Set of tasks:
1 - Copy the deltoid area problem word for word, starting at "00:31 And this" and ending at "d_1 \times d_2$ .".
2 - Pick up the deltoid area problem after its last line and write what comes next.

Selected text:
^^^^^^^^^^^^^^^^
Calculate Diagonal Length X in a Deltoid with Area 20 cm²

Shown below is the deltoid ABCD.

The diagonal AC = X

Diagonal DB = 5

The area of the deltoid is 20 cm².

Calculate X.

Video Solution

Solution Steps

00:00 Calculate X

00:03 We'll use the formula for calculating the area of a kite

00:06 (diagonal times diagonal) divided by 2

00:10 We'll substitute appropriate values and solve for X

00:19 We'll multiply by 2 to eliminate the fraction

00:24 Isolate X

00:31 And this is the solution to the question

Step-by-Step Solution

To calculate $X$ , follow these steps:

Step 1: Use the area formula for a deltoid $\text{Area} = \frac{1}{2} \times d_1 \times d_2$ .
^^^^^^^^^^^^^^^^
Data lines:
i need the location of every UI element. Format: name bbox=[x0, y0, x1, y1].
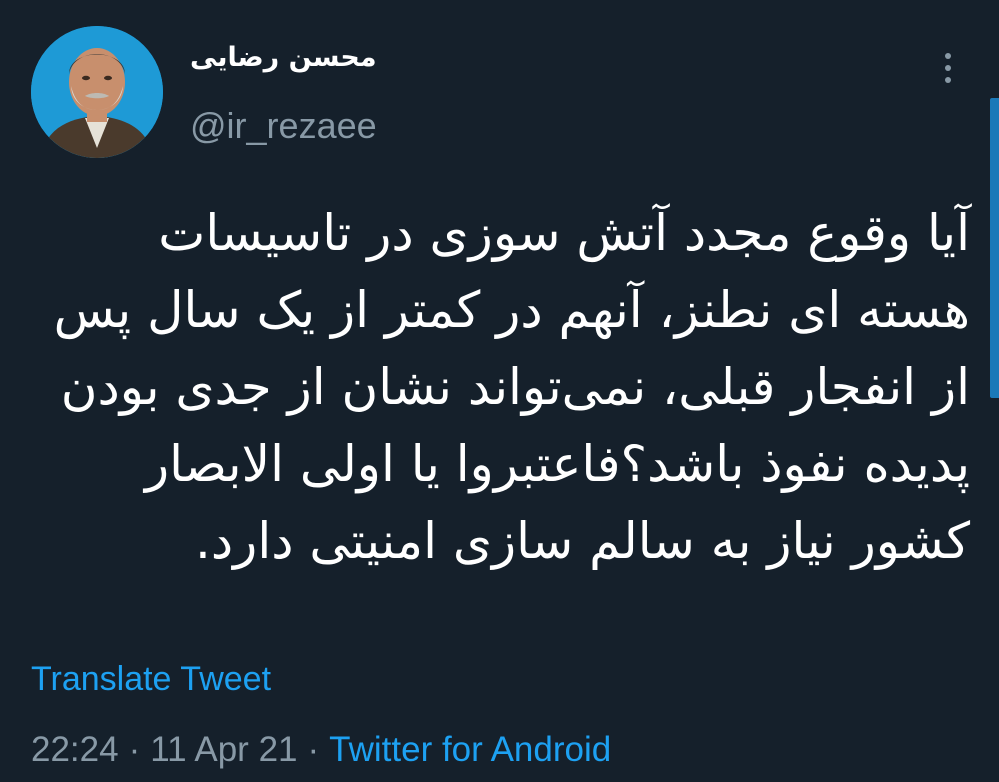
^^^^^^^^^^^^^^^^
Outputs:
1 -
00:31 And this is the solution to the question

Step-by-Step Solution

To calculate $X$ , follow these steps:

Step 1: Use the area formula for a deltoid $\text{Area} = \frac{1}{2} \times d_1 \times d_2$ .

2 -
Step 2: Given the area $= 20 \, \text{cm}^2$ , $d_1 = X$ , and $d_2 = 5$ , substitute these into the formula.
Step 3: Set the equation: $20 = \frac{1}{2} \times X \times 5$ .
Step 4: Simplify and solve for $X$ .

Now, let's solve:

Start with the equation $20 = \frac{1}{2} \times X \times 5$ .

This simplifies to $20 = \frac{5X}{2}$ .

Multiply both sides by 2 to eliminate the fraction:

$40 = 5X$ .

Divide both sides by 5:

$X = \frac{40}{5}$ .

Simplifying gives us $X = 8$ .

Therefore, the length of diagonal $AC$ is $X = 8 \, \text{cm}$ .